## PROBLEM TO SOLVE:
Omit every picture while repeating the entries exactly.
---- SOURCE MATERIAL
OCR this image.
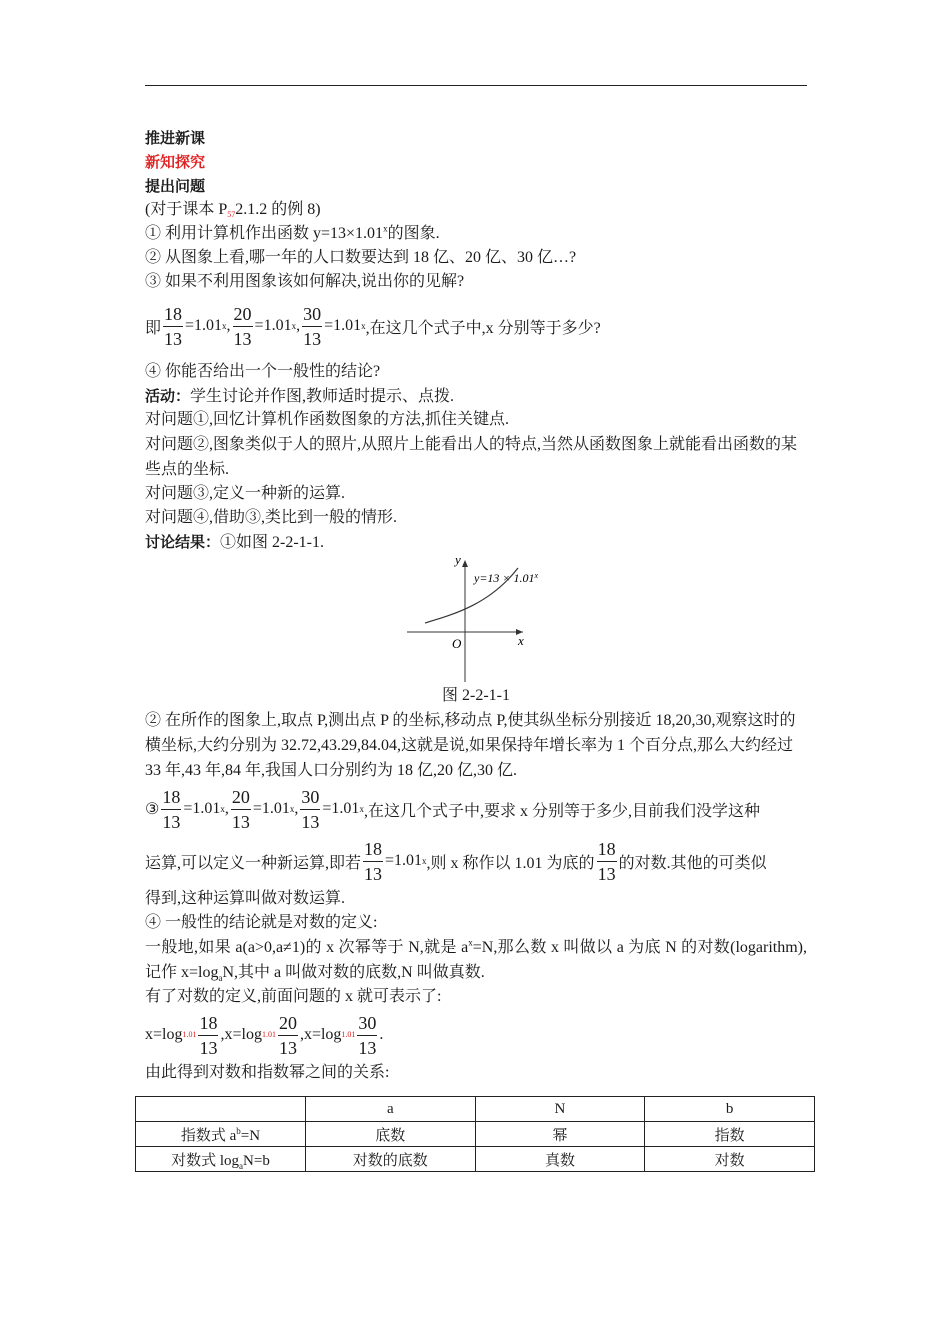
推进新课
新知探究
提出问题
(对于课本 $P_{57}2.1.2$ 的例 8)
① 利用计算机作出函数 $y=13\times 1.01^x$的图象.
② 从图象上看,哪一年的人口数要达到 18 亿、20 亿、30 亿…?
③ 如果不利用图象该如何解决,说出你的见解?
即 $\frac{18}{13} =1.01$ x , $\frac{20}{13} =1.01$ x , $\frac{30}{13} =1.01$ x ,在这几个式子中,x 分别等于多少?
④ 你能否给出一个一般性的结论?
活动：学生讨论并作图,教师适时提示、点拨.
对问题①,回忆计算机作函数图象的方法,抓住关键点.
对问题②,图象类似于人的照片,从照片上能看出人的特点,当然从函数图象上就能看出函数的某些点的坐标.
对问题③,定义一种新的运算.
对问题④,借助③,类比到一般的情形.
讨论结果：①如图 2-2-1-1.
y
x
O
$y=13 \times 1.01^x$
图 2-2-1-1
② 在所作的图象上,取点 P,测出点 P 的坐标,移动点 P,使其纵坐标分别接近 18,20,30,观察这时的横坐标,大约分别为 32.72,43.29,84.04,这就是说,如果保持年增长率为 1 个百分点,那么大约经过 33 年,43 年,84 年,我国人口分别约为 18 亿,20 亿,30 亿.
③ $\frac{18}{13} =1.01$ x , $\frac{20}{13} =1.01$ x , $\frac{30}{13} =1.01$ x ,在这几个式子中,要求 x 分别等于多少,目前我们没学这种
运算,可以定义一种新运算,即若 $\frac{18}{13} =1.01$ x ,则 x 称作以 1.01 为底的 $\frac{18}{13}$ 的对数.其他的可类似
得到,这种运算叫做对数运算.
④ 一般性的结论就是对数的定义:
一般地,如果 a(a>0,a≠1)的 x 次幂等于 N,就是 $a^x=N$,那么数 x 叫做以 a 为底 N 的对数(logarithm),记作 $x=\log_aN$,其中 a 叫做对数的底数,N 叫做真数.
有了对数的定义,前面问题的 x 就可表示了:
x=log $1.01 \frac{18}{13} ,x=\log$ $1.01 \frac{20}{13} ,x=\log$ $1.01 \frac{30}{13}$ .
由此得到对数和指数幂之间的关系:
	a	N	b
指数式 $a^b=N$	底数	幂	指数
对数式 $\log_aN=b$	对数的底数	真数	对数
--------
## COMPLETED EXERCISE:
OCR this image.
推进新课
新知探究
提出问题
(对于课本 $P_{57}2.1.2$ 的例 8)
① 利用计算机作出函数 $y=13\times 1.01^x$的图象.
② 从图象上看,哪一年的人口数要达到 18 亿、20 亿、30 亿…?
③ 如果不利用图象该如何解决,说出你的见解?
即 $\frac{18}{13} =1.01$ x , $\frac{20}{13} =1.01$ x , $\frac{30}{13} =1.01$ x ,在这几个式子中,x 分别等于多少?
④ 你能否给出一个一般性的结论?
活动：学生讨论并作图,教师适时提示、点拨.
对问题①,回忆计算机作函数图象的方法,抓住关键点.
对问题②,图象类似于人的照片,从照片上能看出人的特点,当然从函数图象上就能看出函数的某些点的坐标.
对问题③,定义一种新的运算.
对问题④,借助③,类比到一般的情形.
讨论结果：①如图 2-2-1-1.
y
x
O
$y=13 \times 1.01^x$
图 2-2-1-1
② 在所作的图象上,取点 P,测出点 P 的坐标,移动点 P,使其纵坐标分别接近 18,20,30,观察这时的横坐标,大约分别为 32.72,43.29,84.04,这就是说,如果保持年增长率为 1 个百分点,那么大约经过 33 年,43 年,84 年,我国人口分别约为 18 亿,20 亿,30 亿.
③ $\frac{18}{13} =1.01$ x , $\frac{20}{13} =1.01$ x , $\frac{30}{13} =1.01$ x ,在这几个式子中,要求 x 分别等于多少,目前我们没学这种
运算,可以定义一种新运算,即若 $\frac{18}{13} =1.01$ x ,则 x 称作以 1.01 为底的 $\frac{18}{13}$ 的对数.其他的可类似
得到,这种运算叫做对数运算.
④ 一般性的结论就是对数的定义:
一般地,如果 a(a>0,a≠1)的 x 次幂等于 N,就是 $a^x=N$,那么数 x 叫做以 a 为底 N 的对数(logarithm),记作 $x=\log_aN$,其中 a 叫做对数的底数,N 叫做真数.
有了对数的定义,前面问题的 x 就可表示了:
x=log $1.01 \frac{18}{13} ,x=\log$ $1.01 \frac{20}{13} ,x=\log$ $1.01 \frac{30}{13}$ .
由此得到对数和指数幂之间的关系:
	a	N	b
指数式 $a^b=N$	底数	幂	指数
对数式 $\log_aN=b$	对数的底数	真数	对数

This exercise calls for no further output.